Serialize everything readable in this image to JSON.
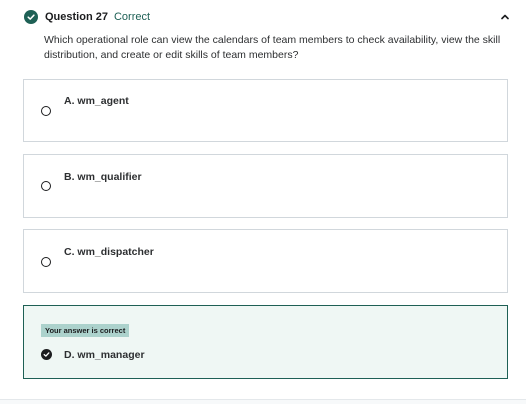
{
  "question": {
    "number": "Question 27",
    "status": "Correct",
    "text": "Which operational role can view the calendars of team members to check availability, view the skill distribution, and create or edit skills of team members?"
  },
  "options": [
    {
      "label": "A. wm_agent",
      "selected": false,
      "correct": false
    },
    {
      "label": "B. wm_qualifier",
      "selected": false,
      "correct": false
    },
    {
      "label": "C. wm_dispatcher",
      "selected": false,
      "correct": false
    },
    {
      "label": "D. wm_manager",
      "selected": true,
      "correct": true
    }
  ],
  "feedback": {
    "correct_badge": "Your answer is correct"
  },
  "icons": {
    "status": "check-circle-icon",
    "collapse": "chevron-up-icon",
    "radio": "radio-empty-icon",
    "selected": "check-circle-filled-icon"
  },
  "colors": {
    "accent": "#1e6055",
    "correct_bg": "#eff7f4",
    "badge_bg": "#acd2cc",
    "border": "#d1d7dc"
  }
}
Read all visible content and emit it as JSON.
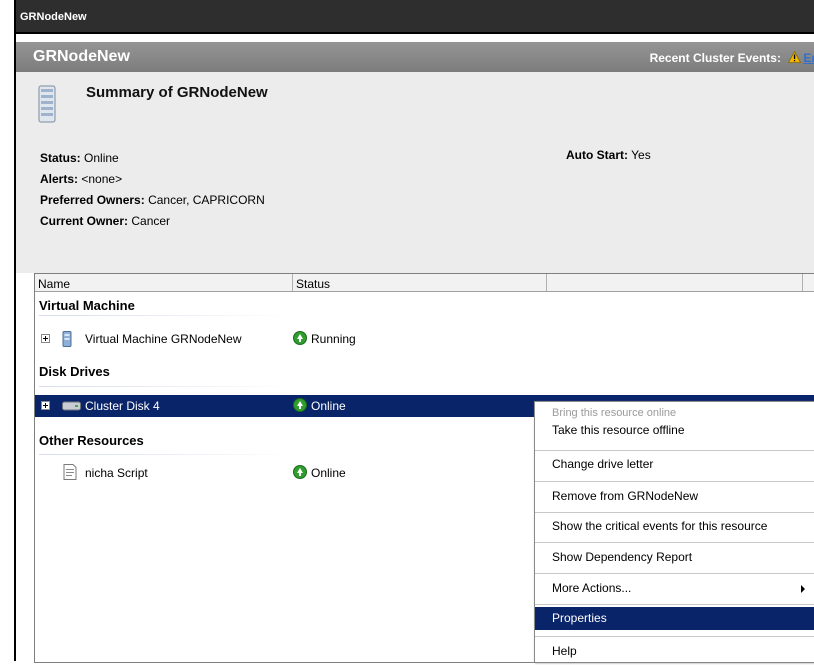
{
  "window": {
    "title": "GRNodeNew"
  },
  "header": {
    "name": "GRNodeNew",
    "recent_events_label": "Recent Cluster Events:",
    "recent_events_link": "Er"
  },
  "summary": {
    "title": "Summary of GRNodeNew",
    "status_label": "Status:",
    "status_value": "Online",
    "alerts_label": "Alerts:",
    "alerts_value": "<none>",
    "preferred_owners_label": "Preferred Owners:",
    "preferred_owners_value": "Cancer, CAPRICORN",
    "current_owner_label": "Current Owner:",
    "current_owner_value": "Cancer",
    "auto_start_label": "Auto Start:",
    "auto_start_value": "Yes"
  },
  "grid": {
    "columns": [
      "Name",
      "Status",
      "",
      ""
    ],
    "groups": [
      {
        "label": "Virtual Machine",
        "items": [
          {
            "name": "Virtual Machine GRNodeNew",
            "status": "Running"
          }
        ]
      },
      {
        "label": "Disk Drives",
        "items": [
          {
            "name": "Cluster Disk 4",
            "status": "Online"
          }
        ]
      },
      {
        "label": "Other Resources",
        "items": [
          {
            "name": "nicha Script",
            "status": "Online"
          }
        ]
      }
    ]
  },
  "context_menu": {
    "items": [
      {
        "label": "Bring this resource online",
        "state": "disabled"
      },
      {
        "label": "Take this resource offline",
        "state": "normal"
      },
      {
        "label": "Change drive letter",
        "state": "normal"
      },
      {
        "label": "Remove from GRNodeNew",
        "state": "normal"
      },
      {
        "label": "Show the critical events for this resource",
        "state": "normal"
      },
      {
        "label": "Show Dependency Report",
        "state": "normal"
      },
      {
        "label": "More Actions...",
        "state": "submenu"
      },
      {
        "label": "Properties",
        "state": "highlighted"
      },
      {
        "label": "Help",
        "state": "normal"
      }
    ]
  },
  "colors": {
    "selection": "#0a246a",
    "header": "#8a8a8a",
    "status_ok": "#2f9e2f",
    "warning": "#f2b705"
  }
}
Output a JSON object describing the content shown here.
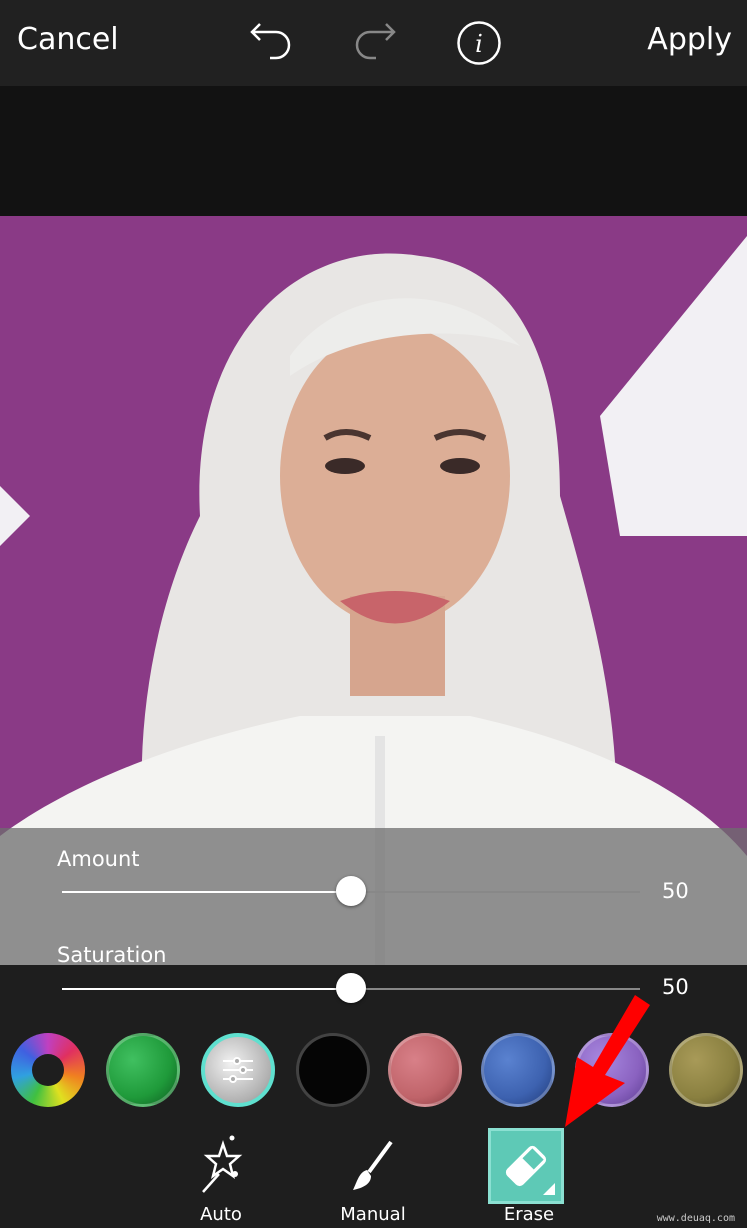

:: PROBLEM REQUIREMENTS ::
Make an exact copy of the data above, pictures excluded.

:: THE COMPLETED TASK ::
Serialize everything readable in this image to JSON.
{
  "question": {
    "number": "Question 27",
    "status": "Correct",
    "text": "Which operational role can view the calendars of team members to check availability, view the skill distribution, and create or edit skills of team members?"
  },
  "options": [
    {
      "label": "A. wm_agent",
      "selected": false,
      "correct": false
    },
    {
      "label": "B. wm_qualifier",
      "selected": false,
      "correct": false
    },
    {
      "label": "C. wm_dispatcher",
      "selected": false,
      "correct": false
    },
    {
      "label": "D. wm_manager",
      "selected": true,
      "correct": true
    }
  ],
  "feedback": {
    "correct_badge": "Your answer is correct"
  },
  "icons": {
    "status": "check-circle-icon",
    "collapse": "chevron-up-icon",
    "radio": "radio-empty-icon",
    "selected": "check-circle-filled-icon"
  },
  "colors": {
    "accent": "#1e6055",
    "correct_bg": "#eff7f4",
    "badge_bg": "#acd2cc",
    "border": "#d1d7dc"
  }
}
Read all visible content and emit it as JSON.
{
  "window": {
    "title": "GRNodeNew"
  },
  "header": {
    "name": "GRNodeNew",
    "recent_events_label": "Recent Cluster Events:",
    "recent_events_link": "Er"
  },
  "summary": {
    "title": "Summary of GRNodeNew",
    "status_label": "Status:",
    "status_value": "Online",
    "alerts_label": "Alerts:",
    "alerts_value": "<none>",
    "preferred_owners_label": "Preferred Owners:",
    "preferred_owners_value": "Cancer, CAPRICORN",
    "current_owner_label": "Current Owner:",
    "current_owner_value": "Cancer",
    "auto_start_label": "Auto Start:",
    "auto_start_value": "Yes"
  },
  "grid": {
    "columns": [
      "Name",
      "Status",
      "",
      ""
    ],
    "groups": [
      {
        "label": "Virtual Machine",
        "items": [
          {
            "name": "Virtual Machine GRNodeNew",
            "status": "Running"
          }
        ]
      },
      {
        "label": "Disk Drives",
        "items": [
          {
            "name": "Cluster Disk 4",
            "status": "Online"
          }
        ]
      },
      {
        "label": "Other Resources",
        "items": [
          {
            "name": "nicha Script",
            "status": "Online"
          }
        ]
      }
    ]
  },
  "context_menu": {
    "items": [
      {
        "label": "Bring this resource online",
        "state": "disabled"
      },
      {
        "label": "Take this resource offline",
        "state": "normal"
      },
      {
        "label": "Change drive letter",
        "state": "normal"
      },
      {
        "label": "Remove from GRNodeNew",
        "state": "normal"
      },
      {
        "label": "Show the critical events for this resource",
        "state": "normal"
      },
      {
        "label": "Show Dependency Report",
        "state": "normal"
      },
      {
        "label": "More Actions...",
        "state": "submenu"
      },
      {
        "label": "Properties",
        "state": "highlighted"
      },
      {
        "label": "Help",
        "state": "normal"
      }
    ]
  },
  "colors": {
    "selection": "#0a246a",
    "header": "#8a8a8a",
    "status_ok": "#2f9e2f",
    "warning": "#f2b705"
  }
}
Output a JSON object describing the content shown here.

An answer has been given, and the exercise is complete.